>> START

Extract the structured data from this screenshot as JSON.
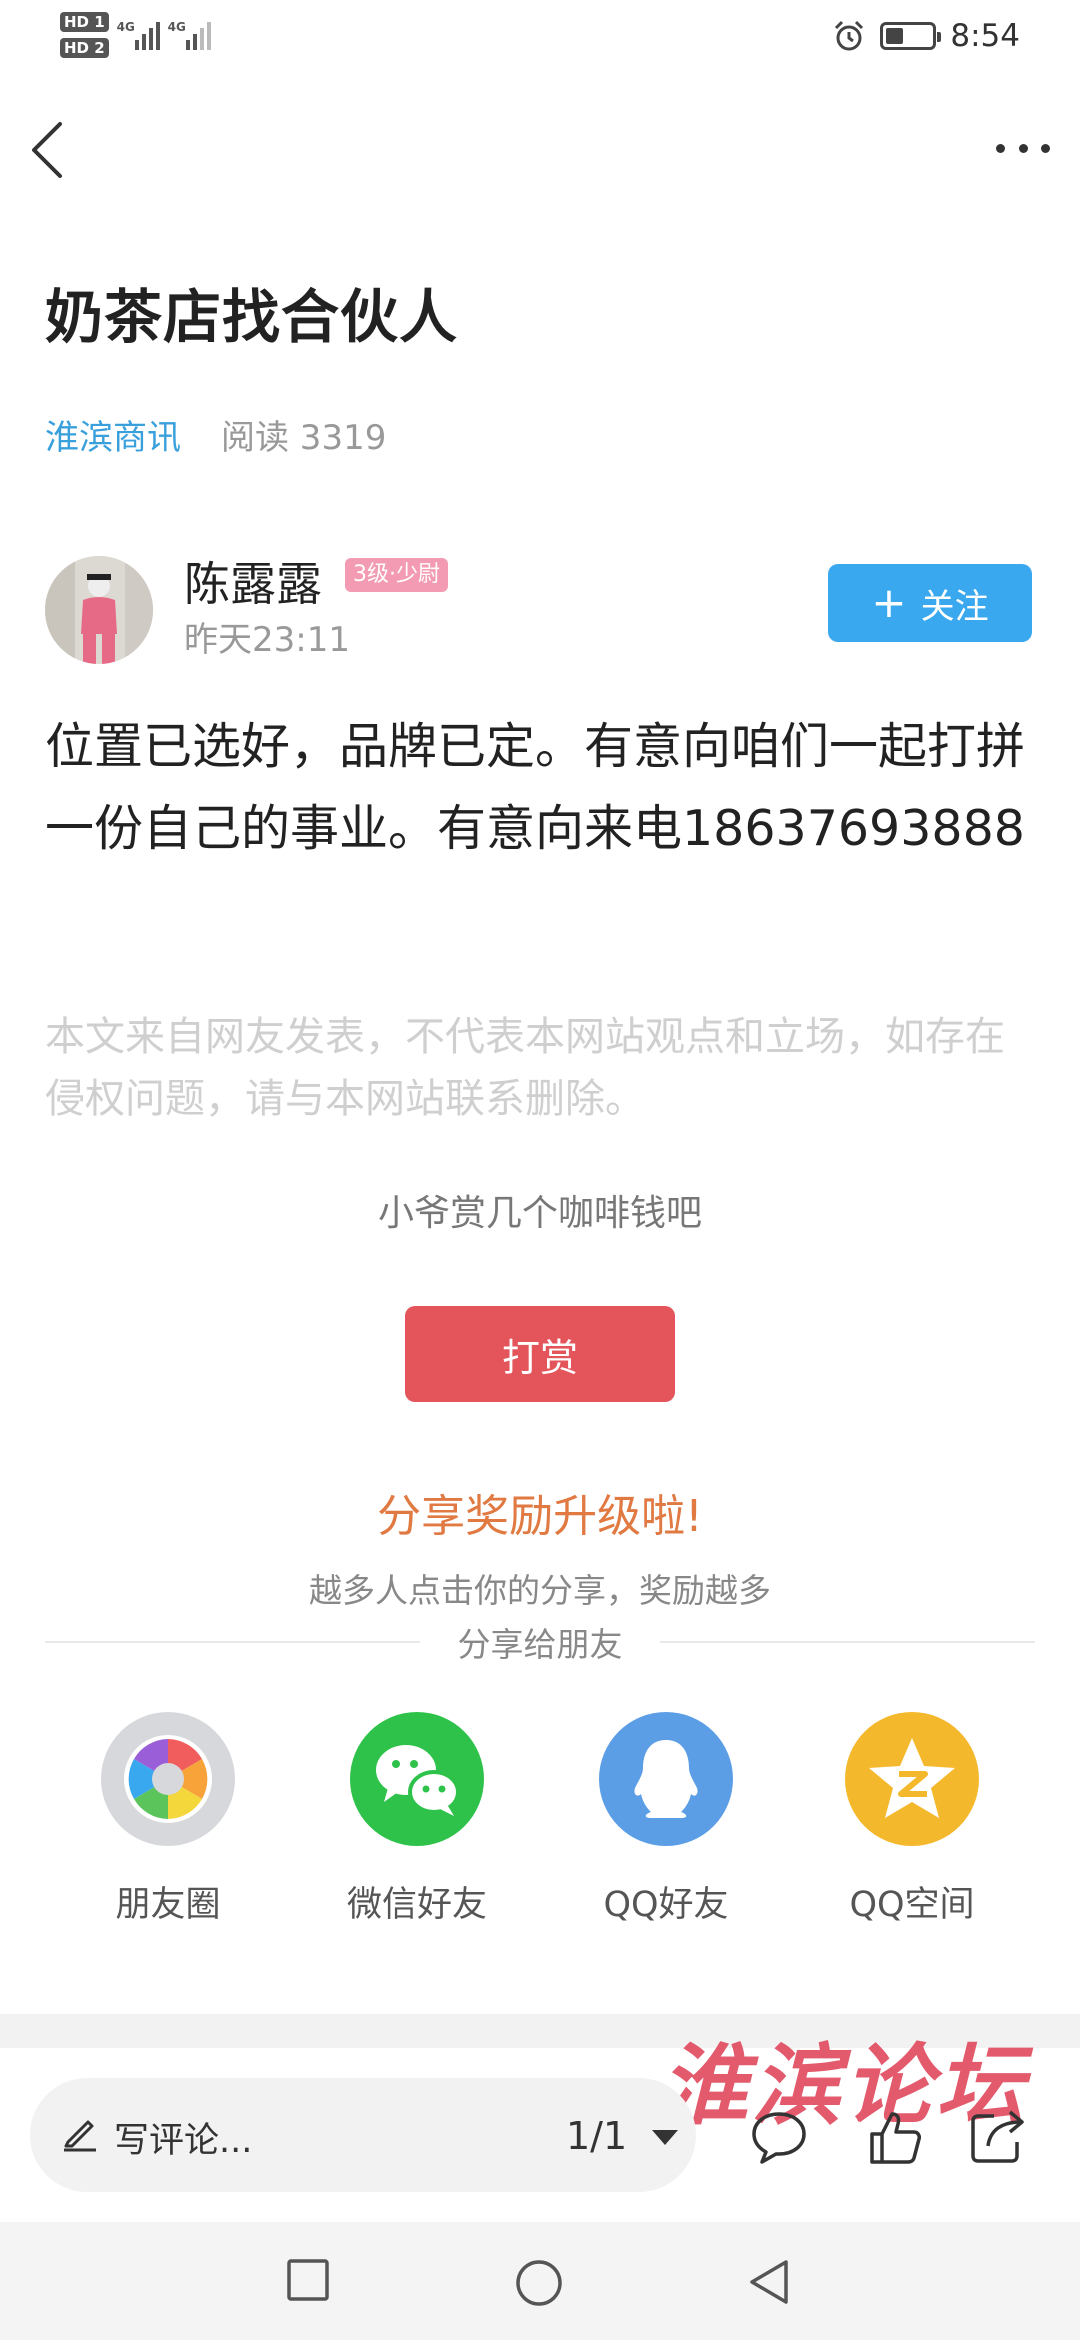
{
  "status_bar": {
    "sim1": "HD 1",
    "sim2": "HD 2",
    "network1": "4G",
    "network2": "4G",
    "time": "8:54",
    "battery_level": 0.45,
    "icons": [
      "alarm-icon",
      "battery-icon"
    ]
  },
  "nav": {
    "back_icon": "chevron-left-icon",
    "more_icon": "more-dots-icon"
  },
  "article": {
    "title": "奶茶店找合伙人",
    "category": "淮滨商讯",
    "reads": "阅读 3319",
    "author": {
      "name": "陈露露",
      "level": "3级·少尉",
      "time": "昨天23:11"
    },
    "follow_label": "关注",
    "body": "位置已选好，品牌已定。有意向咱们一起打拼一份自己的事业。有意向来电18637693888",
    "disclaimer": "本文来自网友发表，不代表本网站观点和立场，如存在侵权问题，请与本网站联系删除。"
  },
  "reward": {
    "tip": "小爷赏几个咖啡钱吧",
    "button_label": "打赏"
  },
  "share": {
    "title": "分享奖励升级啦!",
    "subtitle": "越多人点击你的分享，奖励越多",
    "label": "分享给朋友",
    "targets": [
      {
        "label": "朋友圈",
        "icon": "moments-icon",
        "color": "#d6d8db"
      },
      {
        "label": "微信好友",
        "icon": "wechat-icon",
        "color": "#2ec24b"
      },
      {
        "label": "QQ好友",
        "icon": "qq-icon",
        "color": "#5b9ee6"
      },
      {
        "label": "QQ空间",
        "icon": "qzone-icon",
        "color": "#f4b82d"
      }
    ]
  },
  "bottom_bar": {
    "comment_placeholder": "写评论...",
    "pager": "1/1",
    "icons": [
      "comment-icon",
      "like-icon",
      "share-icon"
    ]
  },
  "watermark": "淮滨论坛",
  "colors": {
    "accent_blue": "#3aa8ee",
    "category_blue": "#3aa0dc",
    "reward_red": "#e3545b",
    "share_orange": "#e07a42"
  }
}
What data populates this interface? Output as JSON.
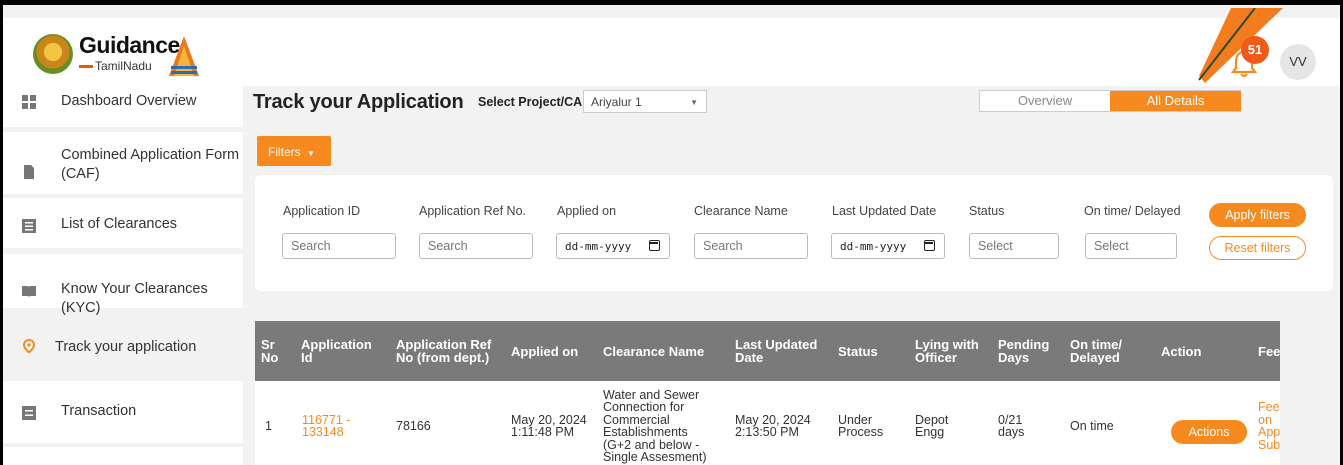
{
  "header": {
    "logo": {
      "name": "Guidance",
      "sub": "TamilNadu"
    },
    "notification_count": "51",
    "user_initials": "VV"
  },
  "sidebar": {
    "items": [
      {
        "label": "Dashboard Overview",
        "icon": "dashboard-icon"
      },
      {
        "label": "Combined Application Form (CAF)",
        "icon": "document-icon"
      },
      {
        "label": "List of Clearances",
        "icon": "list-icon"
      },
      {
        "label": "Know Your Clearances (KYC)",
        "icon": "book-icon"
      },
      {
        "label": "Track your application",
        "icon": "location-pin-icon",
        "active": true
      },
      {
        "label": "Transaction",
        "icon": "transaction-icon"
      }
    ]
  },
  "main": {
    "title": "Track your Application",
    "select_label": "Select Project/CAF",
    "project_value": "Ariyalur 1",
    "view_tabs": {
      "overview": "Overview",
      "all": "All Details"
    },
    "filters_label": "Filters"
  },
  "filters": {
    "labels": {
      "app_id": "Application ID",
      "ref_no": "Application Ref No.",
      "applied_on": "Applied on",
      "clearance": "Clearance Name",
      "last_updated": "Last Updated Date",
      "status": "Status",
      "ontime": "On time/ Delayed"
    },
    "placeholders": {
      "search": "Search",
      "date": "dd-mm-yyyy",
      "select": "Select"
    },
    "apply_label": "Apply filters",
    "reset_label": "Reset filters"
  },
  "table": {
    "headers": {
      "sr": "Sr No",
      "app_id": "Application Id",
      "ref": "Application Ref No (from dept.)",
      "applied": "Applied on",
      "clearance": "Clearance Name",
      "updated": "Last Updated Date",
      "status": "Status",
      "lying": "Lying with Officer",
      "pending": "Pending Days",
      "ontime": "On time/ Delayed",
      "action": "Action",
      "feedback": "Feedback"
    },
    "rows": [
      {
        "sr": "1",
        "app_id": "116771 - 133148",
        "ref": "78166",
        "applied": "May 20, 2024 1:11:48 PM",
        "clearance": "Water and Sewer Connection for Commercial Establishments (G+2 and below - Single Assesment)",
        "updated": "May 20, 2024 2:13:50 PM",
        "status": "Under Process",
        "lying": "Depot Engg",
        "pending": "0/21 days",
        "ontime": "On time",
        "action": "Actions",
        "feedback": "Feedback on Application Submission"
      }
    ]
  },
  "colors": {
    "accent": "#f68a1f",
    "table_header": "#7a7a7a"
  }
}
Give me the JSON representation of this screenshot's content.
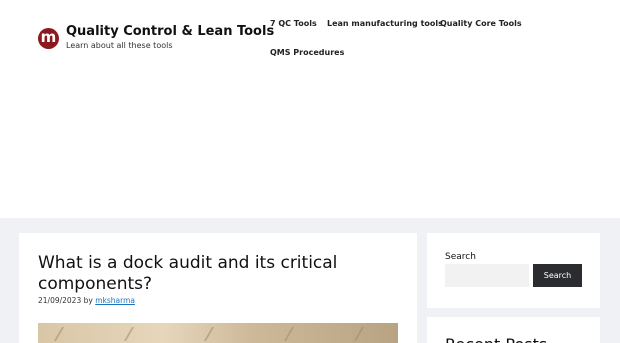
{
  "header": {
    "logo_letter": "m",
    "title": "Quality Control & Lean Tools",
    "tagline": "Learn about all these tools"
  },
  "nav": {
    "items": [
      {
        "label": "7 QC Tools"
      },
      {
        "label": "Lean manufacturing tools"
      },
      {
        "label": "Quality Core Tools"
      },
      {
        "label": "QMS Procedures"
      }
    ]
  },
  "article": {
    "title": "What is a dock audit and its critical components?",
    "date": "21/09/2023",
    "by": "by",
    "author": "mksharma"
  },
  "sidebar": {
    "search": {
      "title": "Search",
      "input_value": "",
      "button_label": "Search"
    },
    "recent": {
      "title": "Recent Posts"
    }
  },
  "colors": {
    "logo_bg": "#8b1a1f",
    "content_bg": "#f0f1f4",
    "button_bg": "#2a2c30",
    "link": "#1e73be"
  }
}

>> END

Aim: Reproduce the data above in full, exactly as it is, with the pictures left out.

Full answer:
Extract the structured data from this screenshot as JSON.
{
  "status_bar": {
    "sim1": "HD 1",
    "sim2": "HD 2",
    "network1": "4G",
    "network2": "4G",
    "time": "8:54",
    "battery_level": 0.45,
    "icons": [
      "alarm-icon",
      "battery-icon"
    ]
  },
  "nav": {
    "back_icon": "chevron-left-icon",
    "more_icon": "more-dots-icon"
  },
  "article": {
    "title": "奶茶店找合伙人",
    "category": "淮滨商讯",
    "reads": "阅读 3319",
    "author": {
      "name": "陈露露",
      "level": "3级·少尉",
      "time": "昨天23:11"
    },
    "follow_label": "关注",
    "body": "位置已选好，品牌已定。有意向咱们一起打拼一份自己的事业。有意向来电18637693888",
    "disclaimer": "本文来自网友发表，不代表本网站观点和立场，如存在侵权问题，请与本网站联系删除。"
  },
  "reward": {
    "tip": "小爷赏几个咖啡钱吧",
    "button_label": "打赏"
  },
  "share": {
    "title": "分享奖励升级啦!",
    "subtitle": "越多人点击你的分享，奖励越多",
    "label": "分享给朋友",
    "targets": [
      {
        "label": "朋友圈",
        "icon": "moments-icon",
        "color": "#d6d8db"
      },
      {
        "label": "微信好友",
        "icon": "wechat-icon",
        "color": "#2ec24b"
      },
      {
        "label": "QQ好友",
        "icon": "qq-icon",
        "color": "#5b9ee6"
      },
      {
        "label": "QQ空间",
        "icon": "qzone-icon",
        "color": "#f4b82d"
      }
    ]
  },
  "bottom_bar": {
    "comment_placeholder": "写评论...",
    "pager": "1/1",
    "icons": [
      "comment-icon",
      "like-icon",
      "share-icon"
    ]
  },
  "watermark": "淮滨论坛",
  "colors": {
    "accent_blue": "#3aa8ee",
    "category_blue": "#3aa0dc",
    "reward_red": "#e3545b",
    "share_orange": "#e07a42"
  }
}
What data populates this interface? Output as JSON.
{
  "header": {
    "logo": {
      "name": "Guidance",
      "sub": "TamilNadu"
    },
    "notification_count": "51",
    "user_initials": "VV"
  },
  "sidebar": {
    "items": [
      {
        "label": "Dashboard Overview",
        "icon": "dashboard-icon"
      },
      {
        "label": "Combined Application Form (CAF)",
        "icon": "document-icon"
      },
      {
        "label": "List of Clearances",
        "icon": "list-icon"
      },
      {
        "label": "Know Your Clearances (KYC)",
        "icon": "book-icon"
      },
      {
        "label": "Track your application",
        "icon": "location-pin-icon",
        "active": true
      },
      {
        "label": "Transaction",
        "icon": "transaction-icon"
      }
    ]
  },
  "main": {
    "title": "Track your Application",
    "select_label": "Select Project/CAF",
    "project_value": "Ariyalur 1",
    "view_tabs": {
      "overview": "Overview",
      "all": "All Details"
    },
    "filters_label": "Filters"
  },
  "filters": {
    "labels": {
      "app_id": "Application ID",
      "ref_no": "Application Ref No.",
      "applied_on": "Applied on",
      "clearance": "Clearance Name",
      "last_updated": "Last Updated Date",
      "status": "Status",
      "ontime": "On time/ Delayed"
    },
    "placeholders": {
      "search": "Search",
      "date": "dd-mm-yyyy",
      "select": "Select"
    },
    "apply_label": "Apply filters",
    "reset_label": "Reset filters"
  },
  "table": {
    "headers": {
      "sr": "Sr No",
      "app_id": "Application Id",
      "ref": "Application Ref No (from dept.)",
      "applied": "Applied on",
      "clearance": "Clearance Name",
      "updated": "Last Updated Date",
      "status": "Status",
      "lying": "Lying with Officer",
      "pending": "Pending Days",
      "ontime": "On time/ Delayed",
      "action": "Action",
      "feedback": "Feedback"
    },
    "rows": [
      {
        "sr": "1",
        "app_id": "116771 - 133148",
        "ref": "78166",
        "applied": "May 20, 2024 1:11:48 PM",
        "clearance": "Water and Sewer Connection for Commercial Establishments (G+2 and below - Single Assesment)",
        "updated": "May 20, 2024 2:13:50 PM",
        "status": "Under Process",
        "lying": "Depot Engg",
        "pending": "0/21 days",
        "ontime": "On time",
        "action": "Actions",
        "feedback": "Feedback on Application Submission"
      }
    ]
  },
  "colors": {
    "accent": "#f68a1f",
    "table_header": "#7a7a7a"
  }
}
Give me the JSON representation of this screenshot's content.
{
  "header": {
    "logo_letter": "m",
    "title": "Quality Control & Lean Tools",
    "tagline": "Learn about all these tools"
  },
  "nav": {
    "items": [
      {
        "label": "7 QC Tools"
      },
      {
        "label": "Lean manufacturing tools"
      },
      {
        "label": "Quality Core Tools"
      },
      {
        "label": "QMS Procedures"
      }
    ]
  },
  "article": {
    "title": "What is a dock audit and its critical components?",
    "date": "21/09/2023",
    "by": "by",
    "author": "mksharma"
  },
  "sidebar": {
    "search": {
      "title": "Search",
      "input_value": "",
      "button_label": "Search"
    },
    "recent": {
      "title": "Recent Posts"
    }
  },
  "colors": {
    "logo_bg": "#8b1a1f",
    "content_bg": "#f0f1f4",
    "button_bg": "#2a2c30",
    "link": "#1e73be"
  }
}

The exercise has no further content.